Given instruction »
Within the listing below, locate all lines containing the word "panel". Copy each one.

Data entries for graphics
·····

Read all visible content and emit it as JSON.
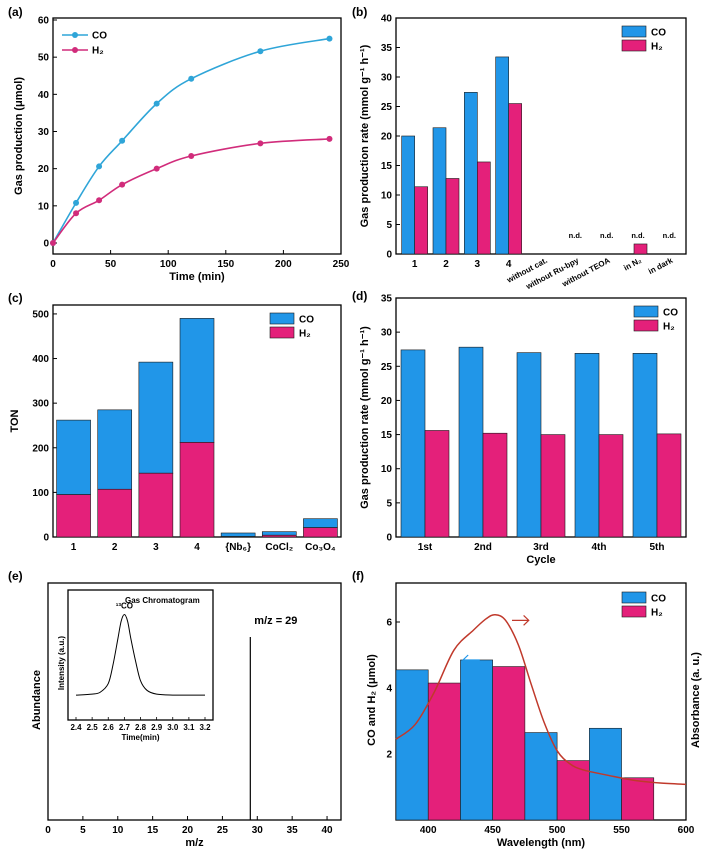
{
  "colors": {
    "co": "#2196E8",
    "h2": "#E4207A",
    "co_line": "#2FA5D8",
    "h2_line": "#D12C7B",
    "absorbance": "#C0392B",
    "axis": "#000000"
  },
  "chart_data": [
    {
      "panel": "(a)",
      "type": "line",
      "xlabel": "Time (min)",
      "ylabel": "Gas production (μmol)",
      "xlim": [
        0,
        250
      ],
      "ylim": [
        0,
        60
      ],
      "xticks": [
        0,
        50,
        100,
        150,
        200,
        250
      ],
      "yticks": [
        0,
        10,
        20,
        30,
        40,
        50,
        60
      ],
      "legend_position": "top-left",
      "series": [
        {
          "name": "CO",
          "x": [
            0,
            20,
            40,
            60,
            90,
            120,
            180,
            240
          ],
          "y": [
            0,
            10.8,
            20.6,
            27.5,
            37.5,
            44.2,
            51.6,
            55.0
          ]
        },
        {
          "name": "H₂",
          "x": [
            0,
            20,
            40,
            60,
            90,
            120,
            180,
            240
          ],
          "y": [
            0,
            8.0,
            11.5,
            15.7,
            20.0,
            23.4,
            26.8,
            28.0
          ]
        }
      ]
    },
    {
      "panel": "(b)",
      "type": "bar",
      "ylabel": "Gas production rate (mmol g⁻¹ h⁻¹)",
      "ylim": [
        0,
        40
      ],
      "yticks": [
        0,
        5,
        10,
        15,
        20,
        25,
        30,
        35,
        40
      ],
      "legend_position": "top-right",
      "categories": [
        "1",
        "2",
        "3",
        "4",
        "without cat.",
        "without Ru-bpy",
        "without TEOA",
        "in N₂",
        "in dark"
      ],
      "annotations": [
        "",
        "",
        "",
        "",
        "",
        "n.d.",
        "n.d.",
        "n.d.",
        "n.d."
      ],
      "series": [
        {
          "name": "CO",
          "values": [
            20.0,
            21.4,
            27.4,
            33.4,
            0,
            0,
            0,
            0,
            0
          ]
        },
        {
          "name": "H₂",
          "values": [
            11.4,
            12.8,
            15.6,
            25.5,
            0,
            0,
            0,
            1.7,
            0
          ]
        }
      ]
    },
    {
      "panel": "(c)",
      "type": "bar",
      "stacked": true,
      "ylabel": "TON",
      "ylim": [
        0,
        520
      ],
      "yticks": [
        0,
        100,
        200,
        300,
        400,
        500
      ],
      "legend_position": "top-right",
      "categories": [
        "1",
        "2",
        "3",
        "4",
        "{Nb₆}",
        "CoCl₂",
        "Co₃O₄"
      ],
      "series": [
        {
          "name": "CO",
          "values": [
            167,
            178,
            249,
            278,
            8,
            8,
            20
          ]
        },
        {
          "name": "H₂",
          "values": [
            95,
            107,
            143,
            212,
            1,
            4,
            21
          ]
        }
      ]
    },
    {
      "panel": "(d)",
      "type": "bar",
      "xlabel": "Cycle",
      "ylabel": "Gas production rate (mmol g⁻¹ h⁻¹)",
      "ylim": [
        0,
        35
      ],
      "yticks": [
        0,
        5,
        10,
        15,
        20,
        25,
        30,
        35
      ],
      "legend_position": "top-right",
      "categories": [
        "1st",
        "2nd",
        "3rd",
        "4th",
        "5th"
      ],
      "series": [
        {
          "name": "CO",
          "values": [
            27.4,
            27.8,
            27.0,
            26.9,
            26.9
          ]
        },
        {
          "name": "H₂",
          "values": [
            15.6,
            15.2,
            15.0,
            15.0,
            15.1
          ]
        }
      ]
    },
    {
      "panel": "(e)",
      "type": "line",
      "xlabel": "m/z",
      "ylabel": "Abundance",
      "xlim": [
        0,
        42
      ],
      "xticks": [
        0,
        5,
        10,
        15,
        20,
        25,
        30,
        35,
        40
      ],
      "annotation": "m/z = 29",
      "peak_x": 29,
      "inset": {
        "title": "Gas Chromatogram",
        "peak_label": "¹³CO",
        "xlabel": "Time(min)",
        "ylabel": "Intensity (a.u.)",
        "xlim": [
          2.4,
          3.2
        ],
        "xticks": [
          "2.4",
          "2.5",
          "2.6",
          "2.7",
          "2.8",
          "2.9",
          "3.0",
          "3.1",
          "3.2"
        ],
        "x": [
          2.4,
          2.5,
          2.55,
          2.6,
          2.63,
          2.66,
          2.68,
          2.7,
          2.72,
          2.74,
          2.77,
          2.8,
          2.84,
          2.9,
          3.0,
          3.1,
          3.2
        ],
        "y": [
          0.03,
          0.04,
          0.06,
          0.15,
          0.35,
          0.62,
          0.8,
          0.87,
          0.8,
          0.62,
          0.38,
          0.18,
          0.08,
          0.04,
          0.03,
          0.03,
          0.03
        ]
      }
    },
    {
      "panel": "(f)",
      "type": "bar",
      "xlabel": "Wavelength (nm)",
      "ylabel": "CO and H₂ (μmol)",
      "ylabel_right": "Absorbance (a. u.)",
      "xlim": [
        375,
        600
      ],
      "xticks": [
        400,
        450,
        500,
        550,
        600
      ],
      "ylim": [
        0,
        7
      ],
      "yticks": [
        2,
        4,
        6
      ],
      "legend_position": "top-right",
      "categories": [
        400,
        450,
        500,
        550
      ],
      "series": [
        {
          "name": "CO",
          "values": [
            4.55,
            4.85,
            2.65,
            2.78
          ]
        },
        {
          "name": "H₂",
          "values": [
            4.15,
            4.65,
            1.8,
            1.28
          ]
        }
      ],
      "absorbance": {
        "x": [
          375,
          390,
          405,
          420,
          435,
          445,
          452,
          460,
          470,
          480,
          490,
          500,
          510,
          520,
          540,
          560,
          580,
          600
        ],
        "y": [
          2.45,
          2.9,
          3.9,
          5.15,
          5.75,
          6.1,
          6.22,
          6.05,
          5.3,
          4.1,
          2.95,
          2.1,
          1.7,
          1.52,
          1.35,
          1.2,
          1.12,
          1.08
        ]
      }
    }
  ]
}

·····

Output of the task »
      "panel": "(a)",
      "panel": "(b)",
      "panel": "(c)",
      "panel": "(d)",
      "panel": "(e)",
      "panel": "(f)",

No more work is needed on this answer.